• Set task: Look through the data below. Pick out the lines holding the string "memory".

• Material for the task:
───

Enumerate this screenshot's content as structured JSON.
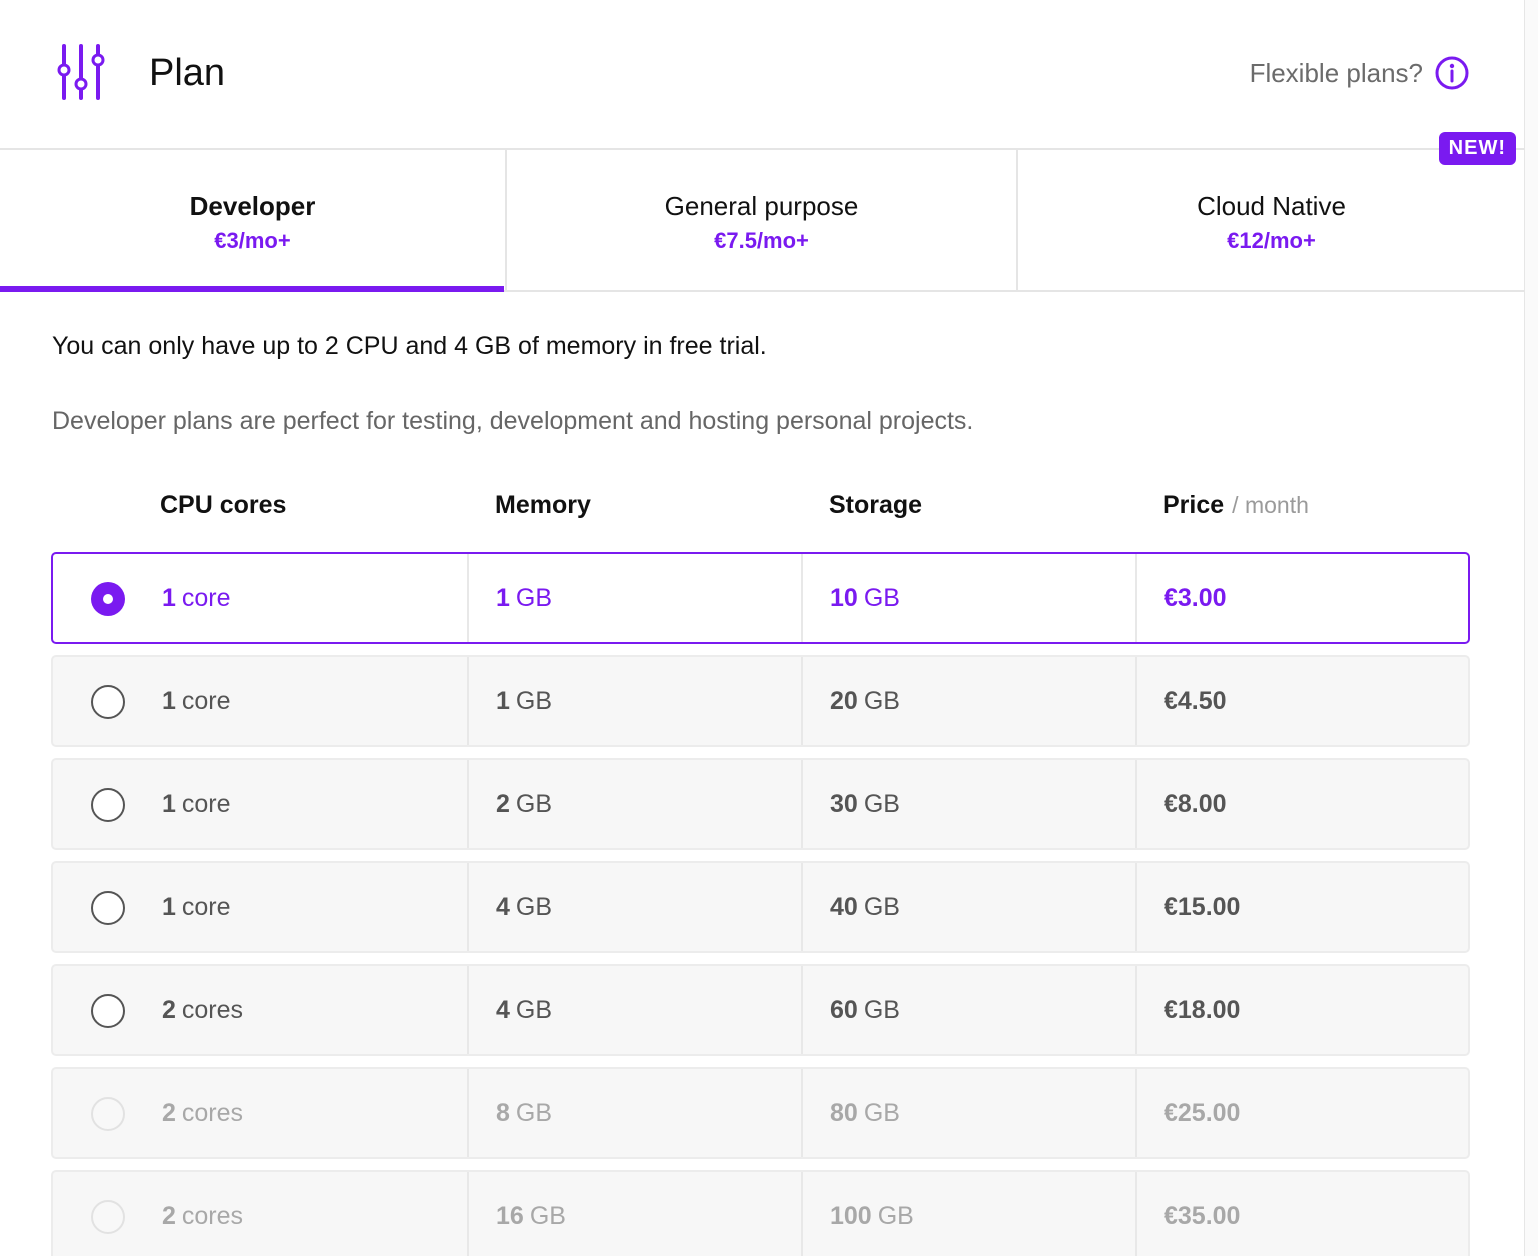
{
  "header": {
    "title": "Plan",
    "flexible_link": "Flexible plans?",
    "icons": {
      "plan": "sliders-icon",
      "info": "info-icon"
    }
  },
  "tabs": [
    {
      "name": "Developer",
      "price": "€3/mo+",
      "active": true
    },
    {
      "name": "General purpose",
      "price": "€7.5/mo+",
      "active": false
    },
    {
      "name": "Cloud Native",
      "price": "€12/mo+",
      "active": false,
      "badge": "NEW!"
    }
  ],
  "notice": "You can only have up to 2 CPU and 4 GB of memory in free trial.",
  "description": "Developer plans are perfect for testing, development and hosting personal projects.",
  "columns": {
    "cpu": "CPU cores",
    "memory": "Memory",
    "storage": "Storage",
    "price": "Price",
    "price_suffix": "/ month"
  },
  "plans": [
    {
      "cpu_num": "1",
      "cpu_unit": "core",
      "mem_num": "1",
      "mem_unit": "GB",
      "sto_num": "10",
      "sto_unit": "GB",
      "price": "€3.00",
      "state": "selected"
    },
    {
      "cpu_num": "1",
      "cpu_unit": "core",
      "mem_num": "1",
      "mem_unit": "GB",
      "sto_num": "20",
      "sto_unit": "GB",
      "price": "€4.50",
      "state": "available"
    },
    {
      "cpu_num": "1",
      "cpu_unit": "core",
      "mem_num": "2",
      "mem_unit": "GB",
      "sto_num": "30",
      "sto_unit": "GB",
      "price": "€8.00",
      "state": "available"
    },
    {
      "cpu_num": "1",
      "cpu_unit": "core",
      "mem_num": "4",
      "mem_unit": "GB",
      "sto_num": "40",
      "sto_unit": "GB",
      "price": "€15.00",
      "state": "available"
    },
    {
      "cpu_num": "2",
      "cpu_unit": "cores",
      "mem_num": "4",
      "mem_unit": "GB",
      "sto_num": "60",
      "sto_unit": "GB",
      "price": "€18.00",
      "state": "available"
    },
    {
      "cpu_num": "2",
      "cpu_unit": "cores",
      "mem_num": "8",
      "mem_unit": "GB",
      "sto_num": "80",
      "sto_unit": "GB",
      "price": "€25.00",
      "state": "disabled"
    },
    {
      "cpu_num": "2",
      "cpu_unit": "cores",
      "mem_num": "16",
      "mem_unit": "GB",
      "sto_num": "100",
      "sto_unit": "GB",
      "price": "€35.00",
      "state": "disabled"
    }
  ],
  "colors": {
    "accent": "#7a1af0",
    "text": "#111111",
    "muted": "#666666",
    "row_bg": "#f7f7f7",
    "border": "#e5e5e5"
  }
}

───

• Task result:
  "notice": "You can only have up to 2 CPU and 4 GB of memory in free trial.",
    "memory": "Memory",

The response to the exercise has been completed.